— BEGIN MATERIAL —

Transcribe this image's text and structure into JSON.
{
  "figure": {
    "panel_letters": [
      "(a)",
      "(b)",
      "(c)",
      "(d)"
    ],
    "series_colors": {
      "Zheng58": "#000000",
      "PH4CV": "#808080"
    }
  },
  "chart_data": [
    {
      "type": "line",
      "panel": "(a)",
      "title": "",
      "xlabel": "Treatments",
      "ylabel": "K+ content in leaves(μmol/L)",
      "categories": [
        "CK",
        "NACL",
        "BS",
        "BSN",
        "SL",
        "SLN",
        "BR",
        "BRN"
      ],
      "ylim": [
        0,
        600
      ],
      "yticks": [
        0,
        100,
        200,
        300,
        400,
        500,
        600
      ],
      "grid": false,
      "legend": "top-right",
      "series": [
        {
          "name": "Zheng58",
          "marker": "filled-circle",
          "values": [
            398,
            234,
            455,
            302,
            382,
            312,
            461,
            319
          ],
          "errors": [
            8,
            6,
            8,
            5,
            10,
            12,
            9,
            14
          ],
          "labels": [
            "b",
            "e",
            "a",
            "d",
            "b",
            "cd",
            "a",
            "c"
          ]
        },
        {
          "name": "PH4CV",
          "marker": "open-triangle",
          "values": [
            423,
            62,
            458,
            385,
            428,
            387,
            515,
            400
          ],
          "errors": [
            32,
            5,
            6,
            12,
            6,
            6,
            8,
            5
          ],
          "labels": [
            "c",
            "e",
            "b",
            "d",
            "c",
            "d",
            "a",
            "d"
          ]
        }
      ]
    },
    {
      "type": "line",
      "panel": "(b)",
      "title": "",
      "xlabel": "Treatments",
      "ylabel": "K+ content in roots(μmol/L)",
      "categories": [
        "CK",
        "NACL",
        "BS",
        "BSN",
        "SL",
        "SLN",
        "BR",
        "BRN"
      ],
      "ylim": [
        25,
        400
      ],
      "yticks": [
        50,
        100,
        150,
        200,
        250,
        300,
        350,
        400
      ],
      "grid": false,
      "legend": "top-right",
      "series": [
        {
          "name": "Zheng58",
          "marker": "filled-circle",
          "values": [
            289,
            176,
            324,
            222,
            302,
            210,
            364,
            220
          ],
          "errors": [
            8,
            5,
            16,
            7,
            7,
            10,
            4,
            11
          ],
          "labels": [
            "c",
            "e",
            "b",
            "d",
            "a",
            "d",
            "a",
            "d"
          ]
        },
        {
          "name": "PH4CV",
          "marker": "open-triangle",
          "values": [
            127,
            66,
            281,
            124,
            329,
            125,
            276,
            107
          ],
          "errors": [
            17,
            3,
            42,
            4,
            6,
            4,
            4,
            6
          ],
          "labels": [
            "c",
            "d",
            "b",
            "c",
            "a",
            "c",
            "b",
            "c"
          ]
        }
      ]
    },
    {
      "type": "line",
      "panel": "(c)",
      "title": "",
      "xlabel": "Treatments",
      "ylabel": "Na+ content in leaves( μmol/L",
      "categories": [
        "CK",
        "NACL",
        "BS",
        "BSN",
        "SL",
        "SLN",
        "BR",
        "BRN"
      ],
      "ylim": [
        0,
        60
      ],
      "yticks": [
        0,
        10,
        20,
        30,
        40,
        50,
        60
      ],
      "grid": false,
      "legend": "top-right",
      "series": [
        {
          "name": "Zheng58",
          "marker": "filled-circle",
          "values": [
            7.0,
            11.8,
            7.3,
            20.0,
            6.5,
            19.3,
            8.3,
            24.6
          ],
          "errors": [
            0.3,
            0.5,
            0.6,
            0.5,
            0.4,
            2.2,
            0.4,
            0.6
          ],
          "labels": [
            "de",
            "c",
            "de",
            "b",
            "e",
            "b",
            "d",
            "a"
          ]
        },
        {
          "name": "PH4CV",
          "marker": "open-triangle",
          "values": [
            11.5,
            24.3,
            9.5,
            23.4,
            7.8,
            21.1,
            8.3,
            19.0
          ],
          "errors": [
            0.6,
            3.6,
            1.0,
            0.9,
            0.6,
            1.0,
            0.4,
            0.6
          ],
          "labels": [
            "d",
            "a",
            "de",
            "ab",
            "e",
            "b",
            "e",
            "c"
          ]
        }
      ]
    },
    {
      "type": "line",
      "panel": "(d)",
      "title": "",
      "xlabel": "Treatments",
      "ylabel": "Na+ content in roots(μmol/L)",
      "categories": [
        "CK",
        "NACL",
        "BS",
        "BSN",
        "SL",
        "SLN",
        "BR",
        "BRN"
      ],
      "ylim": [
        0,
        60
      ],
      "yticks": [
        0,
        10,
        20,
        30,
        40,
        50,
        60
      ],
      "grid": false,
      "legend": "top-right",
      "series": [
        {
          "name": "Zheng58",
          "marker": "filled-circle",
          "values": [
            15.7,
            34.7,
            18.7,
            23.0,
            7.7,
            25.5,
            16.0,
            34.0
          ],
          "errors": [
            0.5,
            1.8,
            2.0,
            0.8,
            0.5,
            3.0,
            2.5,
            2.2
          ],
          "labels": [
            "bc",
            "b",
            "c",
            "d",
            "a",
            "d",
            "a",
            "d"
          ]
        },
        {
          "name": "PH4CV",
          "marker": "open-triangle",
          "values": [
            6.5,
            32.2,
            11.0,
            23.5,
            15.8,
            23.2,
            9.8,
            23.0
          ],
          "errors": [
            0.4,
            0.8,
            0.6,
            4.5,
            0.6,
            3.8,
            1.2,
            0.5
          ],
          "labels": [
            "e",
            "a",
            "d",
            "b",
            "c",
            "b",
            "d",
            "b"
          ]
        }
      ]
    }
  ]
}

— END MATERIAL —

◆ **WRITTEN EXERCISE**
Go through the entries above and pull out each line with "ylabel" in it.

◆ **REPLY TO THE TASK**
      "ylabel": "K+ content in leaves(μmol/L)",
      "ylabel": "K+ content in roots(μmol/L)",
      "ylabel": "Na+ content in leaves( μmol/L",
      "ylabel": "Na+ content in roots(μmol/L)",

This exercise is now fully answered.